Select the lines below containing the word "remote".

Supplied records>
+ + + +
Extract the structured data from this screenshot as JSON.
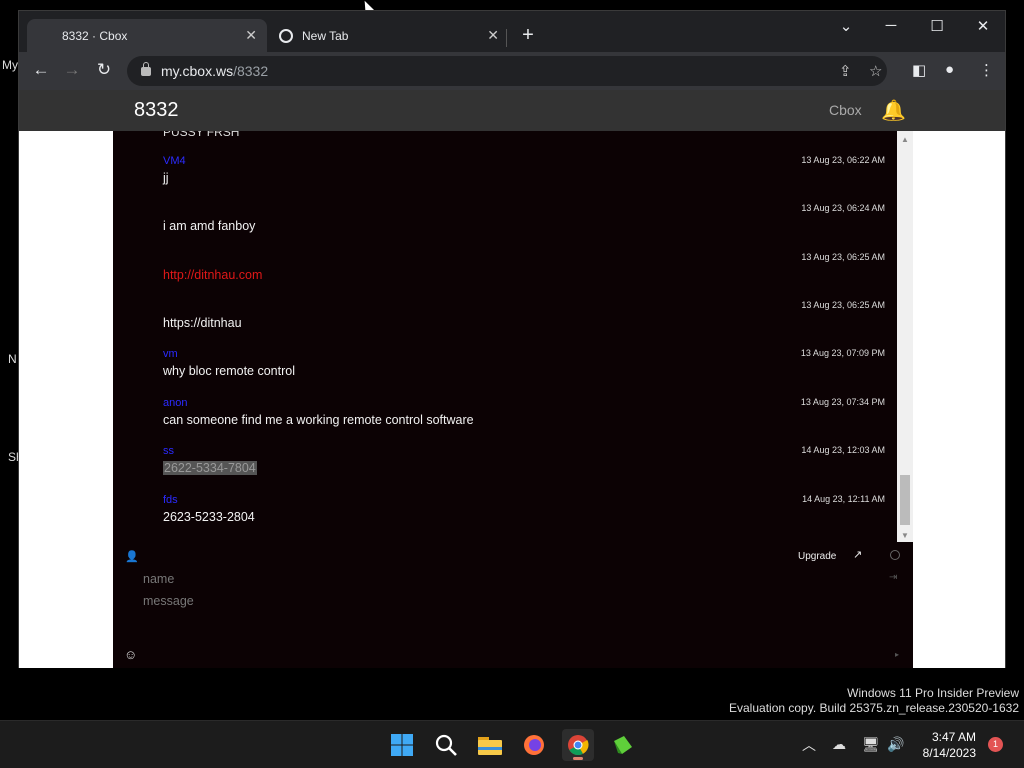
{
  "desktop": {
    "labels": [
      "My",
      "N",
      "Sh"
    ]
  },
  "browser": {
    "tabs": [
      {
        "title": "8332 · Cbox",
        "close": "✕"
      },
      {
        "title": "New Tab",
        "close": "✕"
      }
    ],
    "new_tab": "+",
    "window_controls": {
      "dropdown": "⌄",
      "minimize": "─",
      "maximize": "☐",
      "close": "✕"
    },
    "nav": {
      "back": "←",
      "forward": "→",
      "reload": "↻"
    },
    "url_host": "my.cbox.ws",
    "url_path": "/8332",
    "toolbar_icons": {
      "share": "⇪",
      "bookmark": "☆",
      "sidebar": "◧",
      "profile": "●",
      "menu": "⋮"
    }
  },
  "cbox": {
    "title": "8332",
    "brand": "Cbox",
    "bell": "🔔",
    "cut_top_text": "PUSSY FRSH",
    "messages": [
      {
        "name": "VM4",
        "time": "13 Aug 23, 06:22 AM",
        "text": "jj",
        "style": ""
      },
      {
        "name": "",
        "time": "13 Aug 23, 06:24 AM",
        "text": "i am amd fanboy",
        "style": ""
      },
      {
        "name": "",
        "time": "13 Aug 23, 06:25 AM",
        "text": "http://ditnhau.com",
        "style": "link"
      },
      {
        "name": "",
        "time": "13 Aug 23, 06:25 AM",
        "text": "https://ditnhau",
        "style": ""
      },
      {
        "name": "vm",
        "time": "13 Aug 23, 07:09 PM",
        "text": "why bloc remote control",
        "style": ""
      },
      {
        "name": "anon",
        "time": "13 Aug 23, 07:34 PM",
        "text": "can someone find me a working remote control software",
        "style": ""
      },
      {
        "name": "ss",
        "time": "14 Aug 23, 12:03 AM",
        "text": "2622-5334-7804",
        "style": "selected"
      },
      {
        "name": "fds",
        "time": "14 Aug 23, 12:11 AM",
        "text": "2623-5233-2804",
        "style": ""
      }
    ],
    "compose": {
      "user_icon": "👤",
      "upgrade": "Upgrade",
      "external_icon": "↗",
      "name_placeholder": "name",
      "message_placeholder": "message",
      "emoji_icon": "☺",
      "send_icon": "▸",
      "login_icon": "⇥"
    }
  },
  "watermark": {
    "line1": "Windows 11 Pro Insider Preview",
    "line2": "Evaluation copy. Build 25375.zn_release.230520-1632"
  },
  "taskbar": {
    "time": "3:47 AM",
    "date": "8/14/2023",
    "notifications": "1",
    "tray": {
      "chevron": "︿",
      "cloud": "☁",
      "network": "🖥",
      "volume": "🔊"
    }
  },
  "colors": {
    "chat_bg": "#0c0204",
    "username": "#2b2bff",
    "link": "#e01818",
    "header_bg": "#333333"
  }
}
+ + + +
Answer>
        "text": "why bloc remote control",
        "text": "can someone find me a working remote control software",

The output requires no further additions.